_Given data:_
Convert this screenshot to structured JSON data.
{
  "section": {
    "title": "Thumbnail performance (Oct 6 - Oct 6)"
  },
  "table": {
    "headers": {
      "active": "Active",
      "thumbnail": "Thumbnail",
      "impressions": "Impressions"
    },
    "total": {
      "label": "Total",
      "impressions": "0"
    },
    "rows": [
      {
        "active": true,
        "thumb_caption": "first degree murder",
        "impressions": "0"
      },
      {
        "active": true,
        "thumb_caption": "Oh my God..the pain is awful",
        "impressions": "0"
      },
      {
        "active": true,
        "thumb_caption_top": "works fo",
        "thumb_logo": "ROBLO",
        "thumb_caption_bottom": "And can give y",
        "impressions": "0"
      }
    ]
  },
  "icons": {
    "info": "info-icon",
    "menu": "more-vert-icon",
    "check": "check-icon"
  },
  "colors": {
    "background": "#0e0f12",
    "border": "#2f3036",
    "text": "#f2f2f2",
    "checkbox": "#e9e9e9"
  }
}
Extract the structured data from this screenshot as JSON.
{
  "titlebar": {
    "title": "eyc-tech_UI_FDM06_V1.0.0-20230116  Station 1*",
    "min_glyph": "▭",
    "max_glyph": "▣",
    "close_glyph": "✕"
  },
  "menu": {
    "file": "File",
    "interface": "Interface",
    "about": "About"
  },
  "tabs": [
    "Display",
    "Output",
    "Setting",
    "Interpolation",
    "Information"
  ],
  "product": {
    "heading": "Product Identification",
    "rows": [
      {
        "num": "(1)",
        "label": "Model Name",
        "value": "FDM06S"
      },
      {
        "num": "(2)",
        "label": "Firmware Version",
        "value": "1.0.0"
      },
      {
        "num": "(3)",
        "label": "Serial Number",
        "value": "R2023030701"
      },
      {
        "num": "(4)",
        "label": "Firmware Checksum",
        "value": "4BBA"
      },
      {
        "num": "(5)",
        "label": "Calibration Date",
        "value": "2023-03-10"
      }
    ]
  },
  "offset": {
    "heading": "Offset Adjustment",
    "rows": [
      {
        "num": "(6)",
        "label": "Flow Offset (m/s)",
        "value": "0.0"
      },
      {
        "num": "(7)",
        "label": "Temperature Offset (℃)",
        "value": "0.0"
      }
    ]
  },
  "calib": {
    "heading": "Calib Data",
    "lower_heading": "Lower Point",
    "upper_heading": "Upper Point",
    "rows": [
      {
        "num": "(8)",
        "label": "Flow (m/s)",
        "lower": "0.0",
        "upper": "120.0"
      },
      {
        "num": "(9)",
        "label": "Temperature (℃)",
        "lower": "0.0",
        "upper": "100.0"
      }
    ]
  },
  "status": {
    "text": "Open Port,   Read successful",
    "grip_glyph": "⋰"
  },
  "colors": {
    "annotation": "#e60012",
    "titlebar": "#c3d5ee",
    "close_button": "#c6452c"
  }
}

--

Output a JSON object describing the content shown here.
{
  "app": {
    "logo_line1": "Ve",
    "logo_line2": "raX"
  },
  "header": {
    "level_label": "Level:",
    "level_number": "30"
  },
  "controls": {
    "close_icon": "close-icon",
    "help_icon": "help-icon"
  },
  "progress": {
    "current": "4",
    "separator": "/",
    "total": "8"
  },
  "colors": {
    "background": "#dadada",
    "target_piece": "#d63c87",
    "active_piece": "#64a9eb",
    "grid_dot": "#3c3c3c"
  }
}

--

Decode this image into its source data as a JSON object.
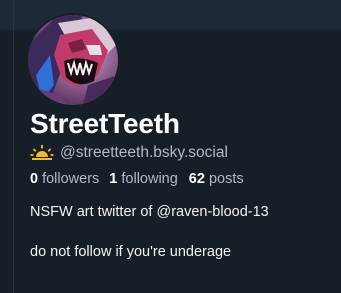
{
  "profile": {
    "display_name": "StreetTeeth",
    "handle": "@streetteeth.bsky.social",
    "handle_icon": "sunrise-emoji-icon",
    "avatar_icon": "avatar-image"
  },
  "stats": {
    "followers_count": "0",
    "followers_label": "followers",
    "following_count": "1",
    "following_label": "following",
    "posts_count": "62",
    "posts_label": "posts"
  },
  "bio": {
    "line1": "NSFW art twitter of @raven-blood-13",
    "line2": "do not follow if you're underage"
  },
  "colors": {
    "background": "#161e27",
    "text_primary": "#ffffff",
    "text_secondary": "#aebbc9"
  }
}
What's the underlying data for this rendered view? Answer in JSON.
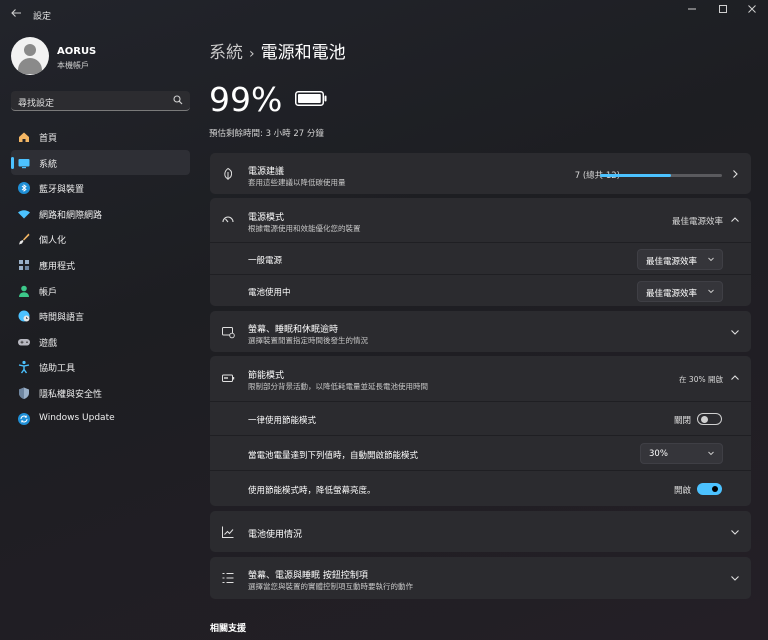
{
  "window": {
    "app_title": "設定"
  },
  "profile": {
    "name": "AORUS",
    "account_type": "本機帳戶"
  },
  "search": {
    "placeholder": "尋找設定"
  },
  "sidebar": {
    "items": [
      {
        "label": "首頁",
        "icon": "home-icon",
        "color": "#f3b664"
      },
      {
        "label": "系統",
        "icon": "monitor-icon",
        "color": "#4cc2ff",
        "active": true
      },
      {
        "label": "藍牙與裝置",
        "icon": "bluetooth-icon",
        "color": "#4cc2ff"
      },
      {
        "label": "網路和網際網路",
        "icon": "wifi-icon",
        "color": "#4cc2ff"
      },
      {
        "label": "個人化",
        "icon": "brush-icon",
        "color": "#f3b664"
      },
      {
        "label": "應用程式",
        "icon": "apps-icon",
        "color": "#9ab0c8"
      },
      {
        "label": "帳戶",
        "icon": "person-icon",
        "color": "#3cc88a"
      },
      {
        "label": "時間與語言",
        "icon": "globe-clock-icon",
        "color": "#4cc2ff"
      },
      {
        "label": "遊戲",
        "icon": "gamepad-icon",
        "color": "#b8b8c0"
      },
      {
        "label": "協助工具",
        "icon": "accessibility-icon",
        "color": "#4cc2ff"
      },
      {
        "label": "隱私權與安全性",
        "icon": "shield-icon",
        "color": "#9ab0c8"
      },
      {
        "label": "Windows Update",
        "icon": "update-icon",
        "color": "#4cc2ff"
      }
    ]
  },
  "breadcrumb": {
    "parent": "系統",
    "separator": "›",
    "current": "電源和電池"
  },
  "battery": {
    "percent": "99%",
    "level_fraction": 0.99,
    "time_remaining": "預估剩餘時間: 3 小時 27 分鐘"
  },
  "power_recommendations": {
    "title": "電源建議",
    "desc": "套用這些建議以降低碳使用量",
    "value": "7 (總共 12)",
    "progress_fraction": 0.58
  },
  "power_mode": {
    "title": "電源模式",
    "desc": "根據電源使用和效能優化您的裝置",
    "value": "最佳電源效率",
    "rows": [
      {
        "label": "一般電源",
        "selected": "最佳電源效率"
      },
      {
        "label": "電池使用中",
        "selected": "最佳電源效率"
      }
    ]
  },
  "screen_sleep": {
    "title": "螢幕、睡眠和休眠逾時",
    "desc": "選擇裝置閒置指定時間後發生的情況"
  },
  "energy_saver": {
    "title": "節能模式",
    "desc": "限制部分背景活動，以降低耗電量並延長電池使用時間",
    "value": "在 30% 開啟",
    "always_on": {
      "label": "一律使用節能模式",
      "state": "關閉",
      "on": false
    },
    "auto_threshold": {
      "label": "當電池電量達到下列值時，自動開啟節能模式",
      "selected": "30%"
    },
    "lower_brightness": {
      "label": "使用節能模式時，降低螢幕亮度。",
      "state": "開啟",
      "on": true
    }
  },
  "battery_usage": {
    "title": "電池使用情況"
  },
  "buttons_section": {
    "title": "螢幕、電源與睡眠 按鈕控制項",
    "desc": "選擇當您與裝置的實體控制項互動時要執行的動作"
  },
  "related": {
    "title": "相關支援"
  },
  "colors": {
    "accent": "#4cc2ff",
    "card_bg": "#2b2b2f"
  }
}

_Problem details:_ Read through the lines above and collect those that contain the string "Output".

_Right answer:_
    "Output",
Output a JSON object describing the content shown here.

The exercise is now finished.